- [Work to do] Copy down every line where the string "Semmel" shows up.

>> begin Material

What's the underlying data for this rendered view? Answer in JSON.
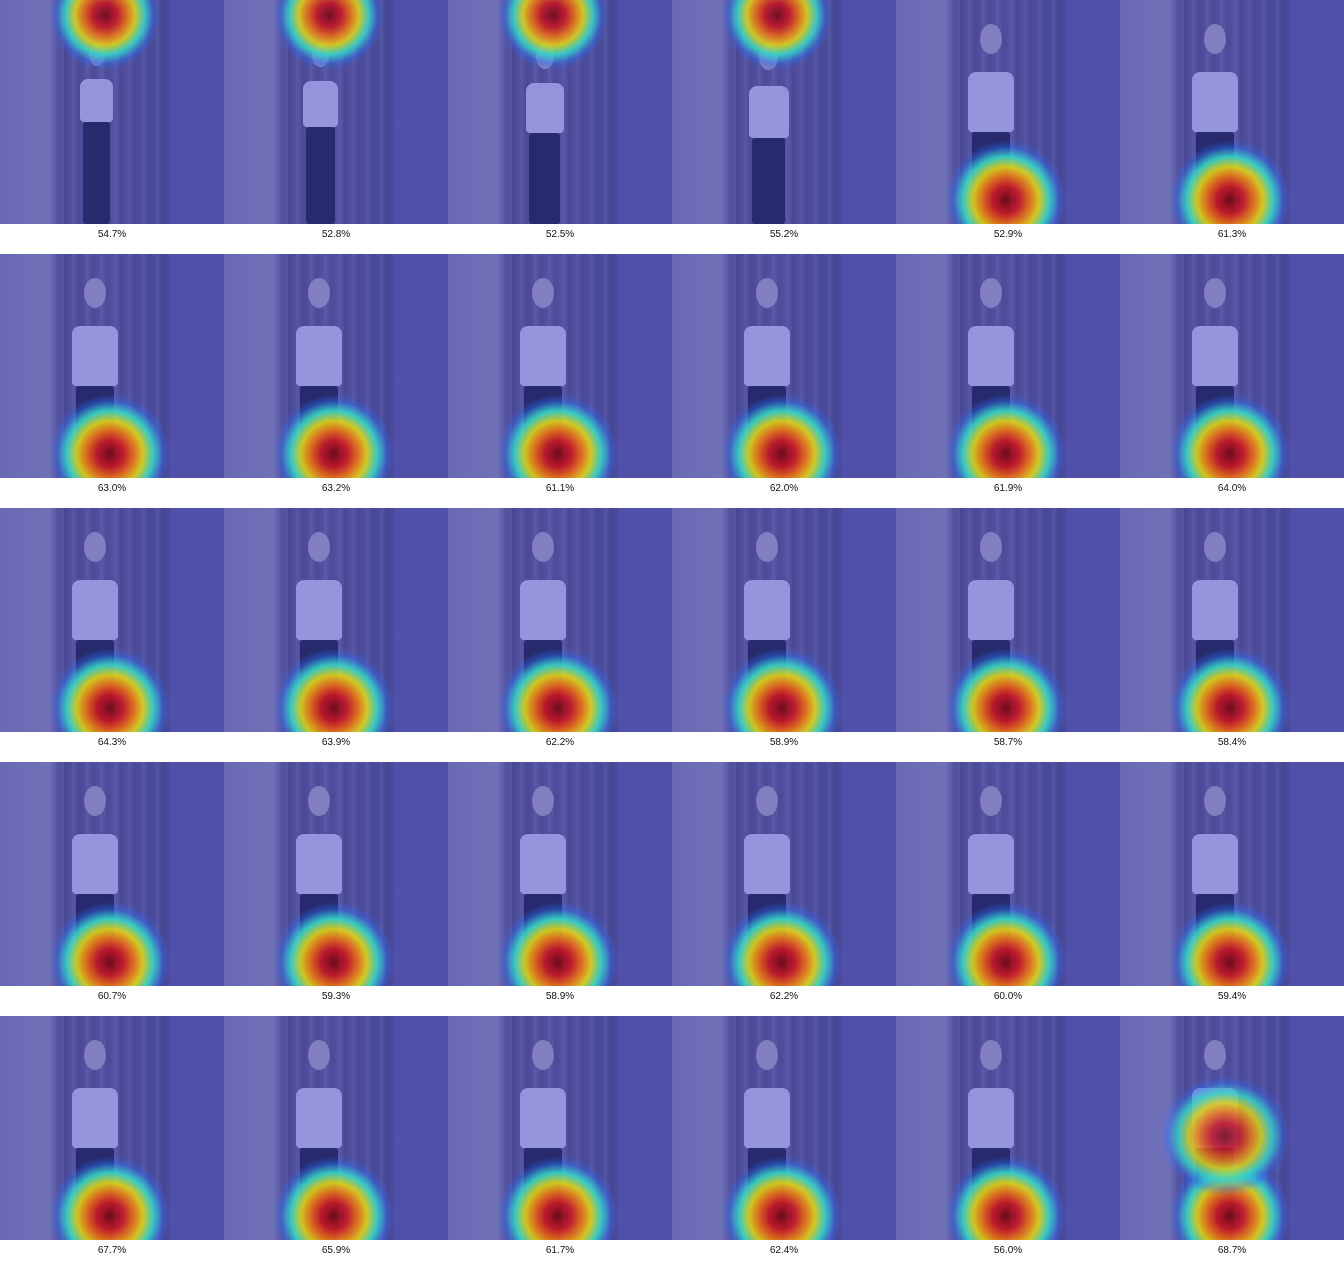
{
  "grid": {
    "columns": 6
  },
  "frames": [
    {
      "score": "54.7%",
      "focus": "top"
    },
    {
      "score": "52.8%",
      "focus": "top"
    },
    {
      "score": "52.5%",
      "focus": "top"
    },
    {
      "score": "55.2%",
      "focus": "top"
    },
    {
      "score": "52.9%",
      "focus": "legs"
    },
    {
      "score": "61.3%",
      "focus": "legs"
    },
    {
      "score": "63.0%",
      "focus": "legs"
    },
    {
      "score": "63.2%",
      "focus": "legs"
    },
    {
      "score": "61.1%",
      "focus": "legs"
    },
    {
      "score": "62.0%",
      "focus": "legs"
    },
    {
      "score": "61.9%",
      "focus": "legs"
    },
    {
      "score": "64.0%",
      "focus": "legs"
    },
    {
      "score": "64.3%",
      "focus": "legs"
    },
    {
      "score": "63.9%",
      "focus": "legs"
    },
    {
      "score": "62.2%",
      "focus": "legs"
    },
    {
      "score": "58.9%",
      "focus": "legs"
    },
    {
      "score": "58.7%",
      "focus": "legs"
    },
    {
      "score": "58.4%",
      "focus": "legs"
    },
    {
      "score": "60.7%",
      "focus": "legs"
    },
    {
      "score": "59.3%",
      "focus": "legs"
    },
    {
      "score": "58.9%",
      "focus": "legs"
    },
    {
      "score": "62.2%",
      "focus": "legs"
    },
    {
      "score": "60.0%",
      "focus": "legs"
    },
    {
      "score": "59.4%",
      "focus": "legs"
    },
    {
      "score": "67.7%",
      "focus": "legs"
    },
    {
      "score": "65.9%",
      "focus": "legs"
    },
    {
      "score": "61.7%",
      "focus": "legs"
    },
    {
      "score": "62.4%",
      "focus": "legs"
    },
    {
      "score": "56.0%",
      "focus": "legs"
    },
    {
      "score": "68.7%",
      "focus": "torso-legs"
    }
  ]
}
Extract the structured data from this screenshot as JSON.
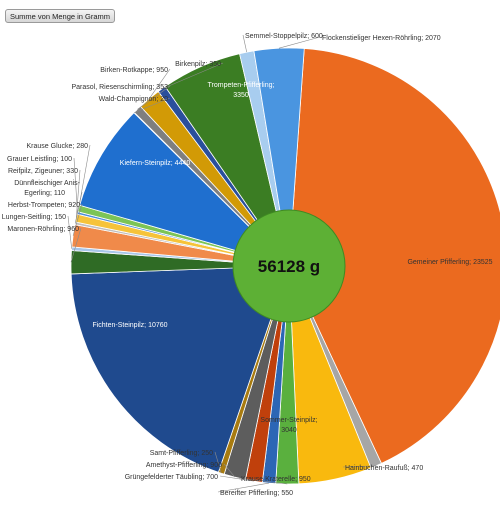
{
  "field_button": {
    "label": "Summe von Menge in Gramm"
  },
  "chart_data": {
    "type": "pie",
    "center_label": "56128 g",
    "total": 56128,
    "slices": [
      {
        "name": "Gemeiner Pfifferling",
        "value": 23525,
        "text": "Gemeiner Pfifferling; 23525",
        "color": "#eb6a1f",
        "inside": true
      },
      {
        "name": "Hainbuchen-Raufuß",
        "value": 470,
        "text": "Hainbuchen-Raufuß; 470",
        "color": "#a6a6a6"
      },
      {
        "name": "Sommer-Steinpilz",
        "value": 3040,
        "text": "Sommer-Steinpilz; 3040",
        "color": "#f9b90e",
        "inside": true
      },
      {
        "name": "Krause Kraterelle",
        "value": 950,
        "text": "Krause Kraterelle; 950",
        "color": "#5ab03e"
      },
      {
        "name": "Bereifter Pfifferling",
        "value": 550,
        "text": "Bereifter Pfifferling; 550",
        "color": "#2c66b5"
      },
      {
        "name": "Grüngefelderter Täubling",
        "value": 700,
        "text": "Grüngefelderter Täubling; 700",
        "color": "#c0400c"
      },
      {
        "name": "Amethyst-Pfifferling",
        "value": 900,
        "text": "Amethyst-Pfifferling; 900",
        "color": "#5d5d5d"
      },
      {
        "name": "Samt-Pfifferling",
        "value": 250,
        "text": "Samt-Pfifferling; 250",
        "color": "#a87b10"
      },
      {
        "name": "Fichten-Steinpilz",
        "value": 10760,
        "text": "Fichten-Steinpilz; 10760",
        "color": "#1f4a8e",
        "inside": true
      },
      {
        "name": "Maronen-Röhrling",
        "value": 960,
        "text": "Maronen-Röhrling; 960",
        "color": "#2f6b25"
      },
      {
        "name": "Lungen-Seitling",
        "value": 150,
        "text": "Lungen-Seitling; 150",
        "color": "#a7c6ea"
      },
      {
        "name": "Herbst-Trompeten",
        "value": 920,
        "text": "Herbst-Trompeten; 920",
        "color": "#f08a4a"
      },
      {
        "name": "Dünnfleischiger Anis-Egerling",
        "value": 110,
        "text": "Dünnfleischiger Anis-Egerling; 110",
        "color": "#bfbfbf"
      },
      {
        "name": "Reifpilz, Zigeuner",
        "value": 330,
        "text": "Reifpilz, Zigeuner; 330",
        "color": "#f6c33a"
      },
      {
        "name": "Grauer Leistling",
        "value": 100,
        "text": "Grauer Leistling; 100",
        "color": "#4a8dd8"
      },
      {
        "name": "Krause Glucke",
        "value": 280,
        "text": "Krause Glucke; 280",
        "color": "#7cc456"
      },
      {
        "name": "Kiefern-Steinpilz",
        "value": 4440,
        "text": "Kiefern-Steinpilz; 4440",
        "color": "#1f6fcf",
        "inside": true
      },
      {
        "name": "Wald-Champignon",
        "value": 20,
        "text": "Wald-Champignon; 20",
        "color": "#9c4a1a"
      },
      {
        "name": "Parasol, Riesenschirmling",
        "value": 353,
        "text": "Parasol, Riesenschirmling; 353",
        "color": "#7f7f7f"
      },
      {
        "name": "Birken-Rotkappe",
        "value": 950,
        "text": "Birken-Rotkappe; 950",
        "color": "#d29a06"
      },
      {
        "name": "Birkenpilz",
        "value": 350,
        "text": "Birkenpilz; 350",
        "color": "#2a4f9c"
      },
      {
        "name": "Trompeten-Pfifferling",
        "value": 3350,
        "text": "Trompeten-Pfifferling; 3350",
        "color": "#3b7d23",
        "inside": true
      },
      {
        "name": "Semmel-Stoppelpilz",
        "value": 600,
        "text": "Semmel-Stoppelpilz; 600",
        "color": "#a8cdef"
      },
      {
        "name": "Flockenstieliger Hexen-Röhrling",
        "value": 2070,
        "text": "Flockenstieliger Hexen-Röhrling; 2070",
        "color": "#4a95e0"
      }
    ],
    "center_color": "#5db035"
  }
}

>> end Material

- [Output]
        "name": "Semmel-Stoppelpilz",
        "text": "Semmel-Stoppelpilz; 600",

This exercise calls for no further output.